# EXERCISE GOAL
Repeat verbatim the lines of the data below, beginning with the line containing "Output the text content of this document." and continuing to the end.

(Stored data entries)
———

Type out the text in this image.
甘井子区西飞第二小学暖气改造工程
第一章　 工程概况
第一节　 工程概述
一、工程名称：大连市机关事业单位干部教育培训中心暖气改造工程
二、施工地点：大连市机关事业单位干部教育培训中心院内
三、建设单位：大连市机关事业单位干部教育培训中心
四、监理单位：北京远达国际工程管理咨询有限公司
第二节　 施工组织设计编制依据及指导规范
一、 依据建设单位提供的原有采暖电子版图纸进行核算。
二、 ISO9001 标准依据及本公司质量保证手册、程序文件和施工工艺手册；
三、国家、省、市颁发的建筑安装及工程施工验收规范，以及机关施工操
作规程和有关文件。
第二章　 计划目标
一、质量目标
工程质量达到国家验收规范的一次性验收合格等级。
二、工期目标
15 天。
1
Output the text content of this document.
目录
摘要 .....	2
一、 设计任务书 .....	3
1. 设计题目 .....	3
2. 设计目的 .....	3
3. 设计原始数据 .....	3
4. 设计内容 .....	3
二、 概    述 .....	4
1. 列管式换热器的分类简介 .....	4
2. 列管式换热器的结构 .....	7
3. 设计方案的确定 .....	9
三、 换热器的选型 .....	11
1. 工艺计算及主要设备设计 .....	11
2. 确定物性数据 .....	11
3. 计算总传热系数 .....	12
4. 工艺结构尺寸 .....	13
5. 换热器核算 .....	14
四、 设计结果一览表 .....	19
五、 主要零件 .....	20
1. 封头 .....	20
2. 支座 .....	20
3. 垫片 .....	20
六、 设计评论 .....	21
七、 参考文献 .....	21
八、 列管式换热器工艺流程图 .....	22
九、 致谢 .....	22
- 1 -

———

# TASK RESPONSE
Output the text content of this document.
目录
摘要 .....	2
一、 设计任务书 .....	3
1. 设计题目 .....	3
2. 设计目的 .....	3
3. 设计原始数据 .....	3
4. 设计内容 .....	3
二、 概    述 .....	4
1. 列管式换热器的分类简介 .....	4
2. 列管式换热器的结构 .....	7
3. 设计方案的确定 .....	9
三、 换热器的选型 .....	11
1. 工艺计算及主要设备设计 .....	11
2. 确定物性数据 .....	11
3. 计算总传热系数 .....	12
4. 工艺结构尺寸 .....	13
5. 换热器核算 .....	14
四、 设计结果一览表 .....	19
五、 主要零件 .....	20
1. 封头 .....	20
2. 支座 .....	20
3. 垫片 .....	20
六、 设计评论 .....	21
七、 参考文献 .....	21
八、 列管式换热器工艺流程图 .....	22
九、 致谢 .....	22
- 1 -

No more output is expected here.